STATED PROBLEM
Copy each line where the word "JSON" occurs.

---

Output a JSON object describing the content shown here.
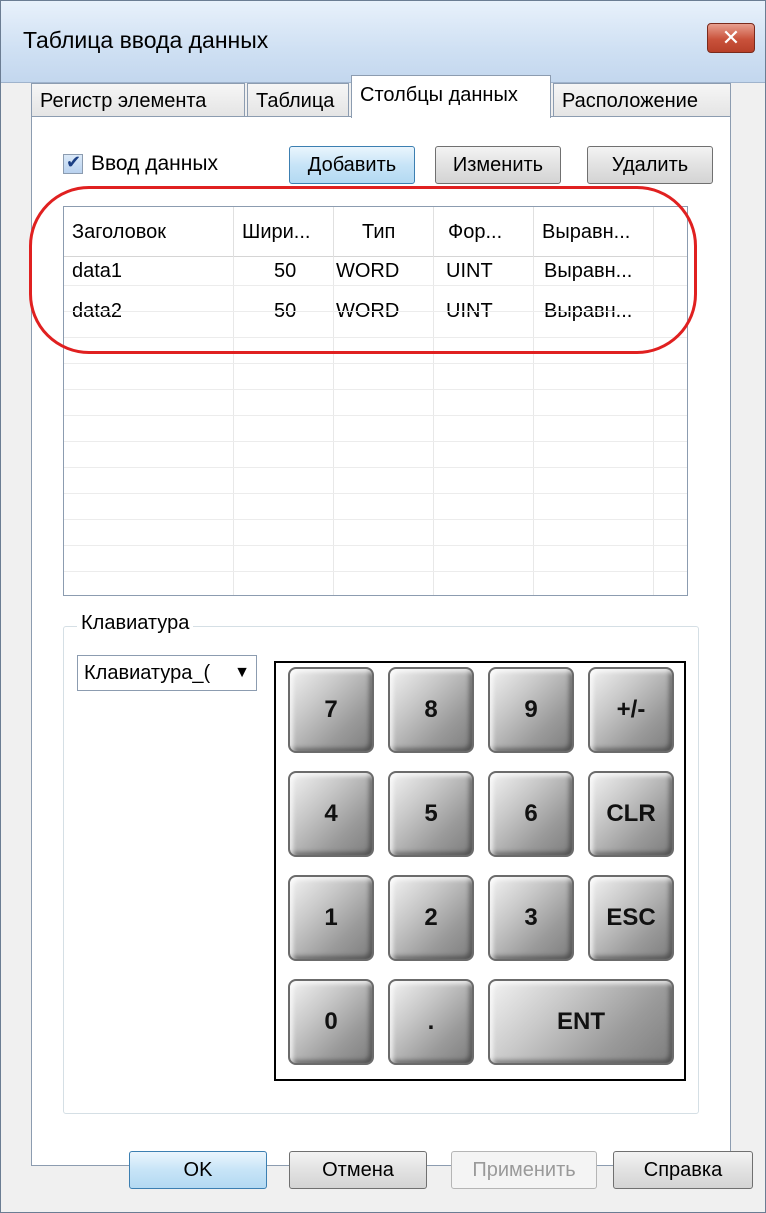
{
  "window": {
    "title": "Таблица ввода данных"
  },
  "tabs": [
    "Регистр элемента",
    "Таблица",
    "Столбцы данных",
    "Расположение"
  ],
  "active_tab": "Столбцы данных",
  "checkbox": {
    "label": "Ввод данных",
    "checked": true
  },
  "buttons": {
    "add": "Добавить",
    "edit": "Изменить",
    "delete": "Удалить"
  },
  "table": {
    "headers": [
      "Заголовок",
      "Шири...",
      "Тип",
      "Фор...",
      "Выравн..."
    ],
    "rows": [
      [
        "data1",
        "50",
        "WORD",
        "UINT",
        "Выравн..."
      ],
      [
        "data2",
        "50",
        "WORD",
        "UINT",
        "Выравн..."
      ]
    ]
  },
  "keyboard_group": {
    "title": "Клавиатура",
    "selected": "Клавиатура_("
  },
  "keypad": {
    "keys": [
      "7",
      "8",
      "9",
      "+/-",
      "4",
      "5",
      "6",
      "CLR",
      "1",
      "2",
      "3",
      "ESC",
      "0",
      ".",
      "ENT"
    ]
  },
  "footer": {
    "ok": "OK",
    "cancel": "Отмена",
    "apply": "Применить",
    "help": "Справка"
  },
  "colors": {
    "highlight": "#e02020",
    "title_bar": "#cfe0f3",
    "close_button": "#c9523b"
  }
}
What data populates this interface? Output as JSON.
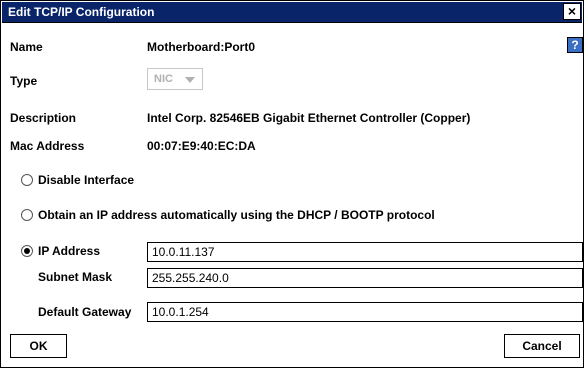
{
  "window": {
    "title": "Edit TCP/IP Configuration",
    "close_label": "×",
    "help_label": "?"
  },
  "fields": {
    "name_label": "Name",
    "name_value": "Motherboard:Port0",
    "type_label": "Type",
    "type_value": "NIC",
    "description_label": "Description",
    "description_value": "Intel Corp. 82546EB Gigabit Ethernet Controller (Copper)",
    "mac_label": "Mac Address",
    "mac_value": "00:07:E9:40:EC:DA"
  },
  "options": {
    "disable_label": "Disable Interface",
    "dhcp_label": "Obtain an IP address automatically using the DHCP / BOOTP protocol",
    "ip_label": "IP Address",
    "selected": "ip"
  },
  "ip_config": {
    "ip_value": "10.0.11.137",
    "subnet_label": "Subnet Mask",
    "subnet_value": "255.255.240.0",
    "gateway_label": "Default Gateway",
    "gateway_value": "10.0.1.254"
  },
  "buttons": {
    "ok_label": "OK",
    "cancel_label": "Cancel"
  },
  "colors": {
    "titlebar": "#0a246a",
    "help_icon": "#3a6fc4"
  }
}
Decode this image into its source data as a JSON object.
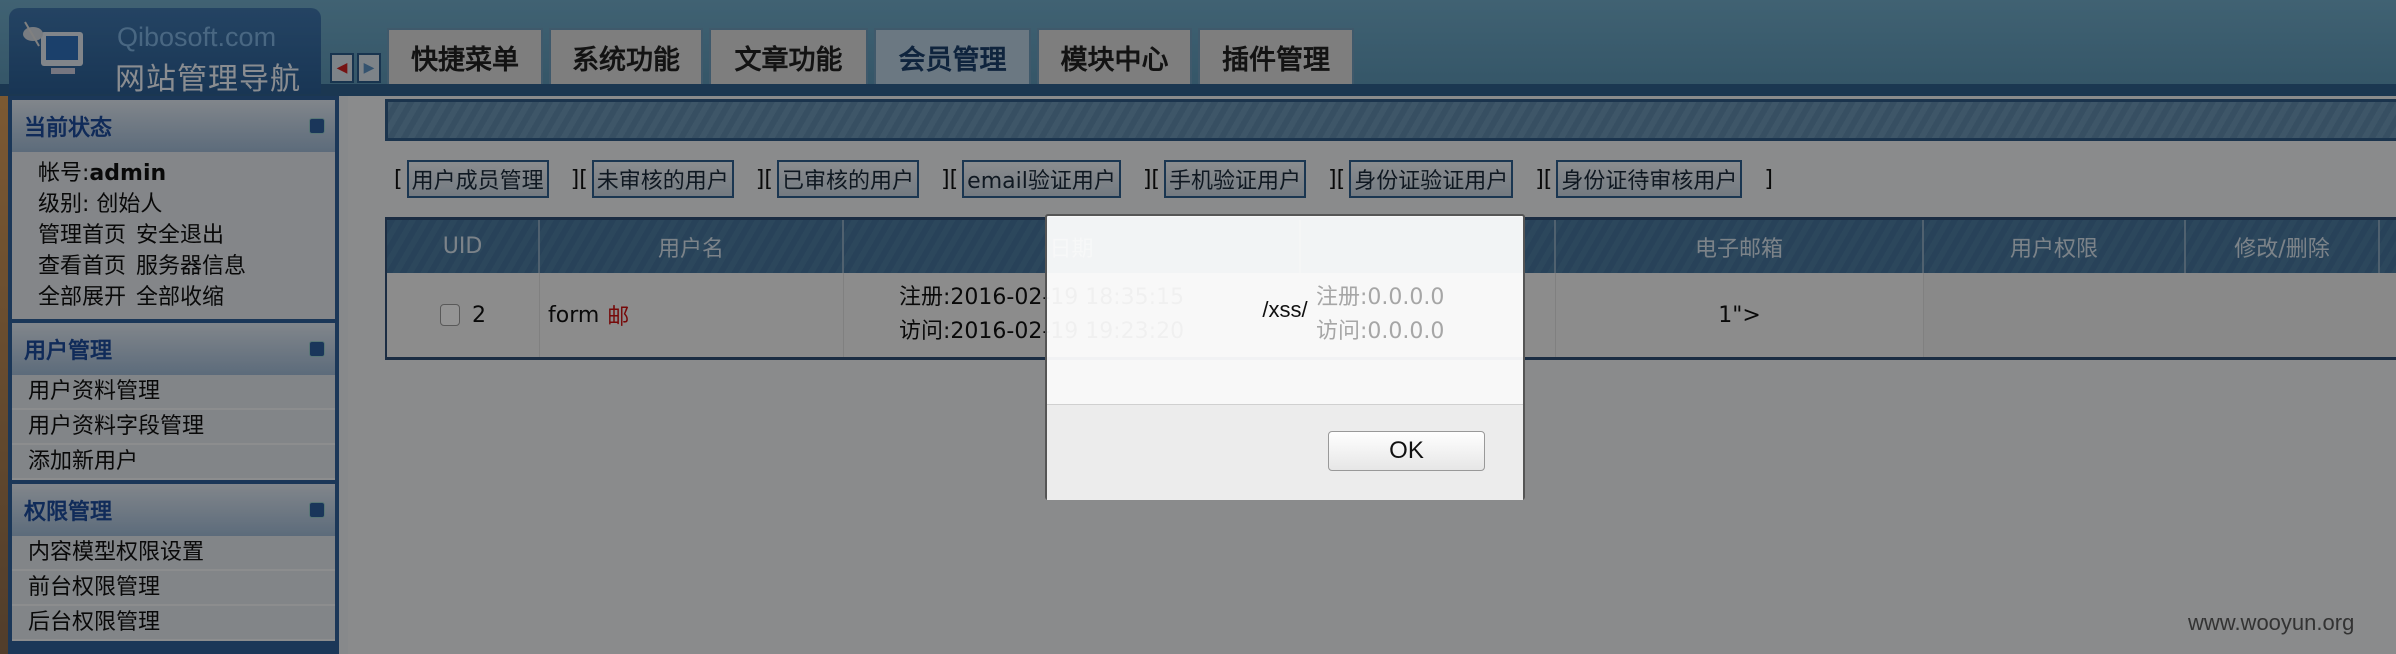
{
  "logo": {
    "brand": "Qibosoft.com",
    "title": "网站管理导航"
  },
  "nav_arrows": {
    "prev": "◀",
    "next": "▶"
  },
  "tabs": [
    {
      "label": "快捷菜单",
      "active": false
    },
    {
      "label": "系统功能",
      "active": false
    },
    {
      "label": "文章功能",
      "active": false
    },
    {
      "label": "会员管理",
      "active": true
    },
    {
      "label": "模块中心",
      "active": false
    },
    {
      "label": "插件管理",
      "active": false
    }
  ],
  "sidebar": {
    "status": {
      "title": "当前状态",
      "account_label": "帐号:",
      "account": "admin",
      "level": "级别: 创始人",
      "links": [
        "管理首页",
        "安全退出",
        "查看首页",
        "服务器信息",
        "全部展开",
        "全部收缩"
      ]
    },
    "sections": [
      {
        "title": "用户管理",
        "items": [
          "用户资料管理",
          "用户资料字段管理",
          "添加新用户"
        ]
      },
      {
        "title": "权限管理",
        "items": [
          "内容模型权限设置",
          "前台权限管理",
          "后台权限管理"
        ]
      }
    ]
  },
  "filters": [
    "用户成员管理",
    "未审核的用户",
    "已审核的用户",
    "email验证用户",
    "手机验证用户",
    "身份证验证用户",
    "身份证待审核用户"
  ],
  "table": {
    "headers": [
      "UID",
      "用户名",
      "日期",
      "",
      "电子邮箱",
      "用户权限",
      "修改/删除",
      ""
    ],
    "rows": [
      {
        "uid": "2",
        "username": "form",
        "username_tag": "邮",
        "date_reg": "注册:2016-02-19 18:35:15",
        "date_visit": "访问:2016-02-19 19:23:20",
        "ip_reg": "注册:0.0.0.0",
        "ip_visit": "访问:0.0.0.0",
        "email": "1\">"
      }
    ]
  },
  "dialog": {
    "message": "/xss/",
    "ok_label": "OK"
  },
  "watermark": "www.wooyun.org",
  "colors": {
    "accent": "#2f5f98",
    "tag_red": "#cc1111"
  }
}
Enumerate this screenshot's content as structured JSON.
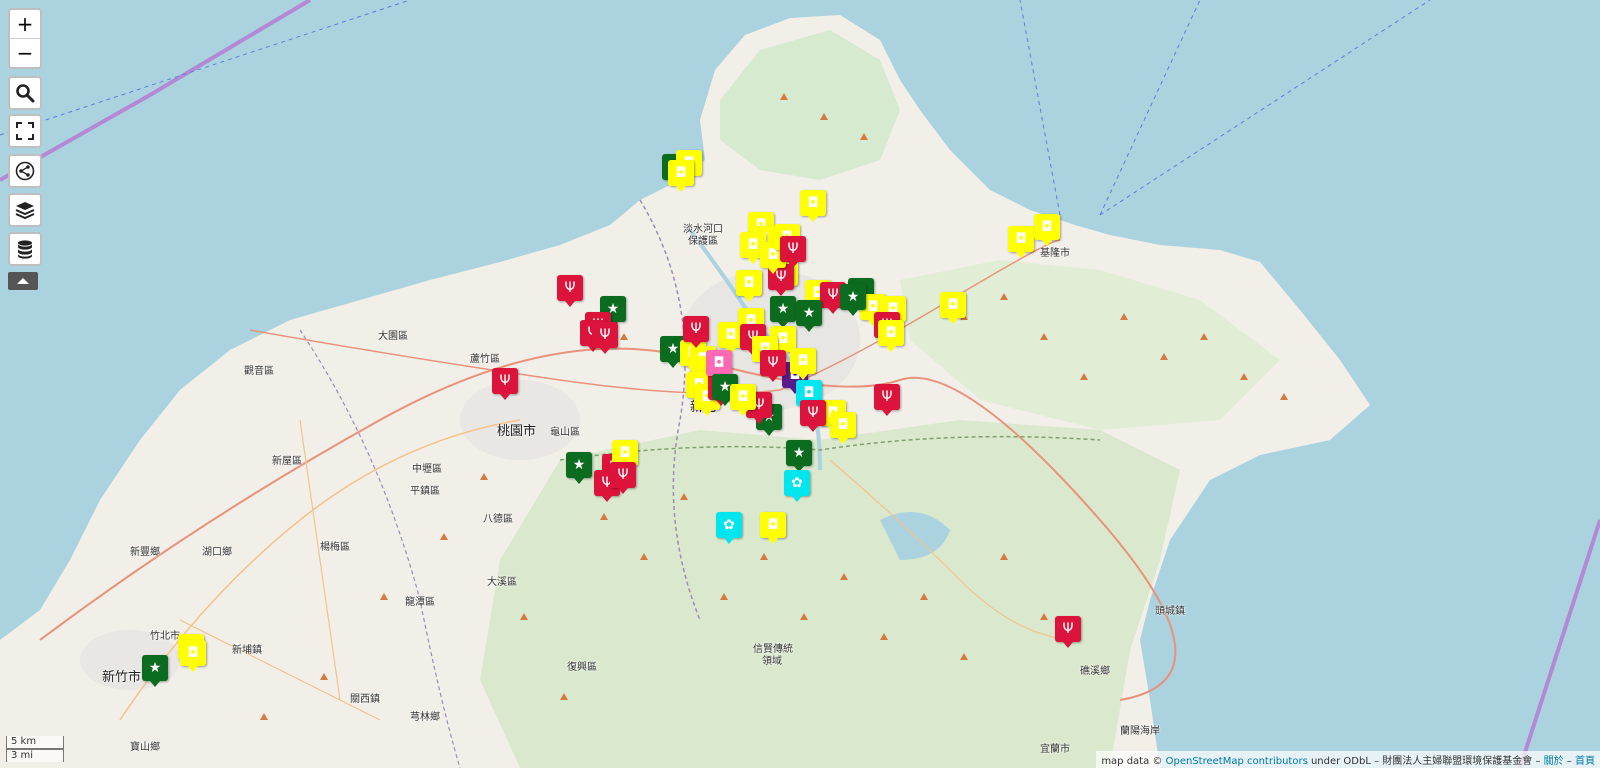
{
  "controls": {
    "zoom_in": "+",
    "zoom_out": "−",
    "search_icon": "search-icon",
    "fullscreen_icon": "fullscreen-icon",
    "share_icon": "share-icon",
    "layers_icon": "layers-icon",
    "data_icon": "database-icon",
    "collapse_icon": "triangle-up-icon"
  },
  "colors": {
    "water": "#aad3df",
    "land": "#f2efe9",
    "forest": "#cde8c8",
    "restaurant": "#dc143c",
    "shop": "#ffff00",
    "park": "#0b6b1e",
    "cyan": "#00e5ee",
    "pink": "#ff69b4",
    "purple": "#5a1a8c"
  },
  "places": [
    {
      "name": "淡水河口",
      "big": false
    },
    {
      "name": "保護區",
      "big": false
    },
    {
      "name": "大園區",
      "big": false
    },
    {
      "name": "蘆竹區",
      "big": false
    },
    {
      "name": "觀音區",
      "big": false
    },
    {
      "name": "桃園市",
      "big": true
    },
    {
      "name": "龜山區",
      "big": false
    },
    {
      "name": "中壢區",
      "big": false
    },
    {
      "name": "平鎮區",
      "big": false
    },
    {
      "name": "八德區",
      "big": false
    },
    {
      "name": "新屋區",
      "big": false
    },
    {
      "name": "楊梅區",
      "big": false
    },
    {
      "name": "湖口鄉",
      "big": false
    },
    {
      "name": "新豐鄉",
      "big": false
    },
    {
      "name": "大溪區",
      "big": false
    },
    {
      "name": "龍潭區",
      "big": false
    },
    {
      "name": "竹北市",
      "big": false
    },
    {
      "name": "新埔鎮",
      "big": false
    },
    {
      "name": "新竹市",
      "big": true
    },
    {
      "name": "復興區",
      "big": false
    },
    {
      "name": "關西鎮",
      "big": false
    },
    {
      "name": "芎林鄉",
      "big": false
    },
    {
      "name": "寶山鄉",
      "big": false
    },
    {
      "name": "頭城鎮",
      "big": false
    },
    {
      "name": "礁溪鄉",
      "big": false
    },
    {
      "name": "宜蘭市",
      "big": false
    },
    {
      "name": "蘭陽海岸",
      "big": false
    },
    {
      "name": "新北",
      "big": true
    },
    {
      "name": "基隆市",
      "big": false
    },
    {
      "name": "信賢傳統",
      "big": false
    },
    {
      "name": "領域",
      "big": false
    }
  ],
  "markers": [
    {
      "type": "park",
      "icon": "star"
    },
    {
      "type": "shop",
      "icon": "bag"
    },
    {
      "type": "shop",
      "icon": "bag"
    },
    {
      "type": "shop",
      "icon": "bag"
    },
    {
      "type": "restaurant",
      "icon": "utensils"
    },
    {
      "type": "park",
      "icon": "star"
    },
    {
      "type": "restaurant",
      "icon": "utensils"
    },
    {
      "type": "restaurant",
      "icon": "utensils"
    },
    {
      "type": "restaurant",
      "icon": "utensils"
    },
    {
      "type": "park",
      "icon": "star"
    },
    {
      "type": "restaurant",
      "icon": "utensils"
    },
    {
      "type": "shop",
      "icon": "bag"
    },
    {
      "type": "shop",
      "icon": "bag"
    },
    {
      "type": "restaurant",
      "icon": "utensils"
    },
    {
      "type": "shop",
      "icon": "bag"
    },
    {
      "type": "shop",
      "icon": "bag"
    },
    {
      "type": "shop",
      "icon": "bag"
    },
    {
      "type": "restaurant",
      "icon": "utensils"
    },
    {
      "type": "shop",
      "icon": "bag"
    },
    {
      "type": "shop",
      "icon": "bag"
    },
    {
      "type": "park",
      "icon": "star"
    },
    {
      "type": "shop",
      "icon": "bag"
    },
    {
      "type": "park",
      "icon": "star"
    },
    {
      "type": "shop",
      "icon": "bag"
    },
    {
      "type": "shop",
      "icon": "bag"
    },
    {
      "type": "restaurant",
      "icon": "utensils"
    },
    {
      "type": "shop",
      "icon": "bag"
    },
    {
      "type": "restaurant",
      "icon": "utensils"
    },
    {
      "type": "park",
      "icon": "star"
    },
    {
      "type": "shop",
      "icon": "bag"
    },
    {
      "type": "restaurant",
      "icon": "utensils"
    },
    {
      "type": "shop",
      "icon": "bag"
    },
    {
      "type": "shop",
      "icon": "bag"
    },
    {
      "type": "restaurant",
      "icon": "utensils"
    },
    {
      "type": "pink",
      "icon": "bag"
    },
    {
      "type": "purple",
      "icon": "bag"
    },
    {
      "type": "cyan",
      "icon": "bag"
    },
    {
      "type": "park",
      "icon": "star"
    },
    {
      "type": "restaurant",
      "icon": "utensils"
    },
    {
      "type": "shop",
      "icon": "bag"
    },
    {
      "type": "shop",
      "icon": "bag"
    },
    {
      "type": "park",
      "icon": "star"
    },
    {
      "type": "restaurant",
      "icon": "utensils"
    },
    {
      "type": "shop",
      "icon": "bag"
    },
    {
      "type": "shop",
      "icon": "bag"
    },
    {
      "type": "restaurant",
      "icon": "utensils"
    },
    {
      "type": "shop",
      "icon": "bag"
    },
    {
      "type": "park",
      "icon": "star"
    },
    {
      "type": "shop",
      "icon": "bag"
    },
    {
      "type": "cyan",
      "icon": "flower"
    },
    {
      "type": "cyan",
      "icon": "flower"
    },
    {
      "type": "shop",
      "icon": "bag"
    },
    {
      "type": "park",
      "icon": "star"
    },
    {
      "type": "restaurant",
      "icon": "utensils"
    },
    {
      "type": "restaurant",
      "icon": "utensils"
    },
    {
      "type": "shop",
      "icon": "bag"
    },
    {
      "type": "restaurant",
      "icon": "utensils"
    },
    {
      "type": "shop",
      "icon": "bag"
    },
    {
      "type": "shop",
      "icon": "bag"
    },
    {
      "type": "shop",
      "icon": "bag"
    },
    {
      "type": "restaurant",
      "icon": "utensils"
    },
    {
      "type": "park",
      "icon": "star"
    },
    {
      "type": "shop",
      "icon": "bag"
    },
    {
      "type": "shop",
      "icon": "bag"
    },
    {
      "type": "shop",
      "icon": "bag"
    },
    {
      "type": "shop",
      "icon": "bag"
    },
    {
      "type": "restaurant",
      "icon": "utensils"
    },
    {
      "type": "restaurant",
      "icon": "utensils"
    },
    {
      "type": "shop",
      "icon": "bag"
    },
    {
      "type": "park",
      "icon": "star"
    },
    {
      "type": "shop",
      "icon": "bag"
    },
    {
      "type": "restaurant",
      "icon": "utensils"
    }
  ],
  "scale": {
    "metric": "5 km",
    "imperial": "3 mi"
  },
  "attribution": {
    "prefix": "map data © ",
    "link": "OpenStreetMap contributors",
    "middle": " under ODbL – 財團法人主婦聯盟環境保護基金會 – ",
    "about": "關於",
    "sep": " – ",
    "home": "首頁"
  }
}
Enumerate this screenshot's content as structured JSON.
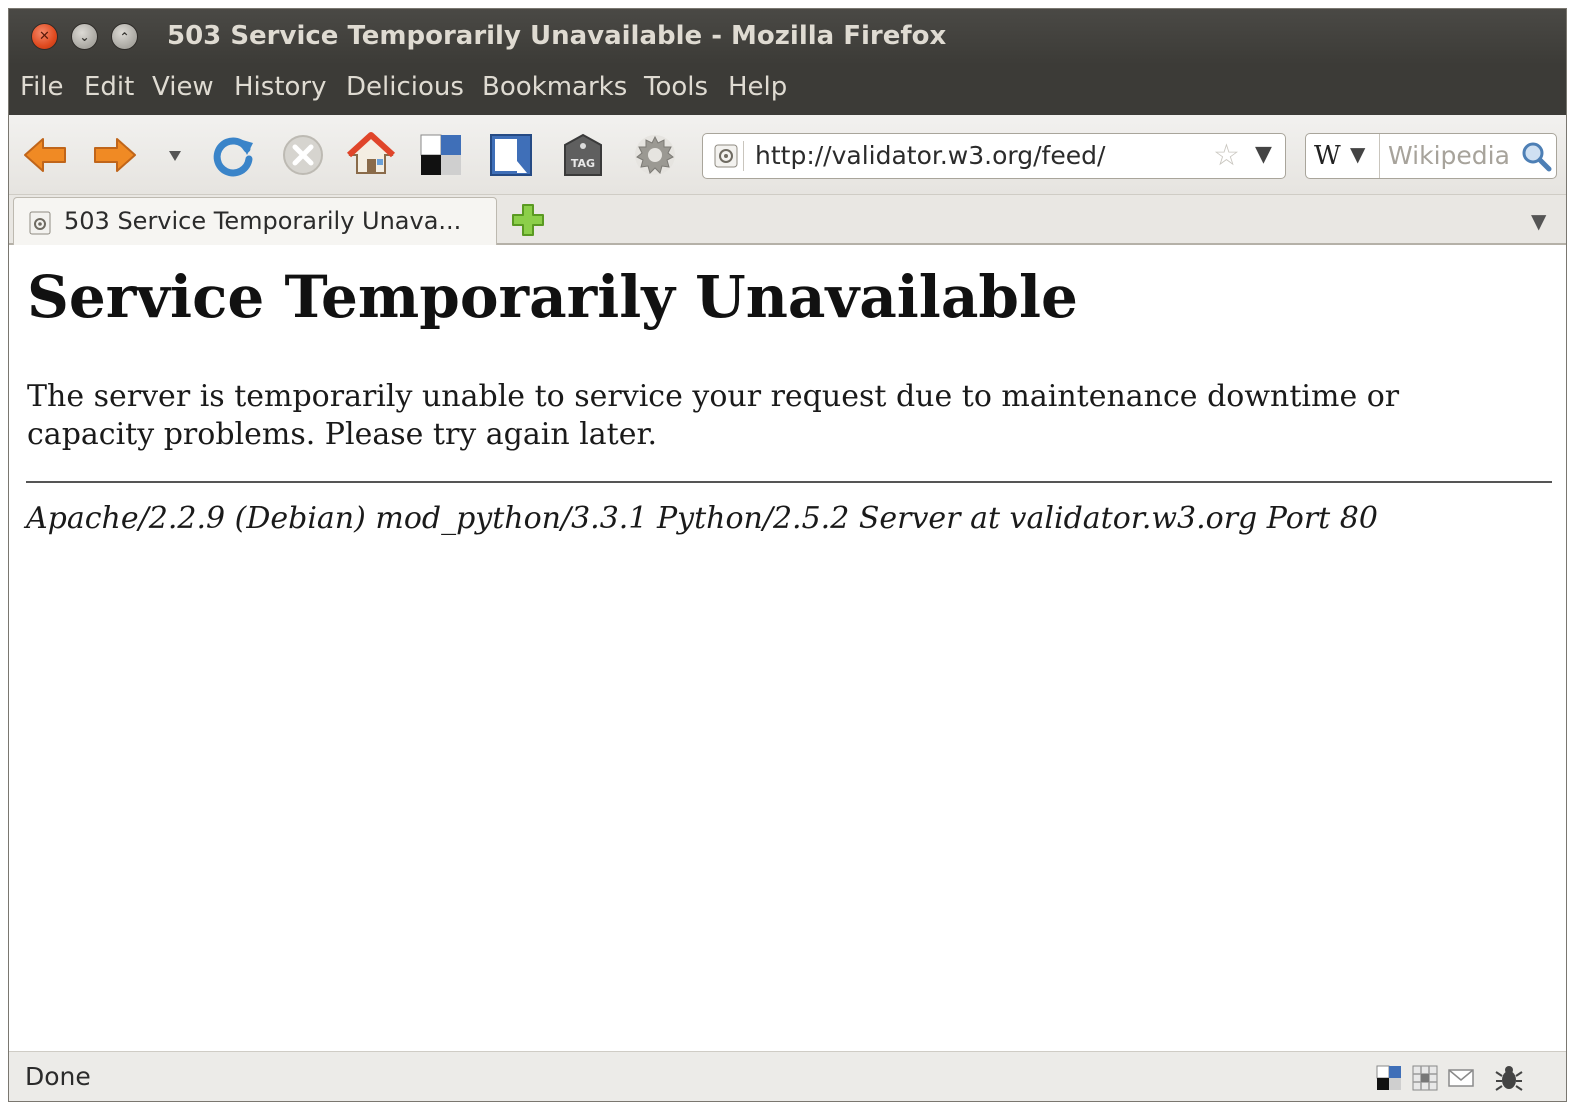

---

SOLUTION TO THIS PROBLEM
Output a JSON object describing the content shown here.
What data populates this interface? Output as JSON.
Decode this image into its source data as a JSON object.
Enumerate this screenshot's content as structured JSON.
Enumerate this screenshot's content as structured JSON.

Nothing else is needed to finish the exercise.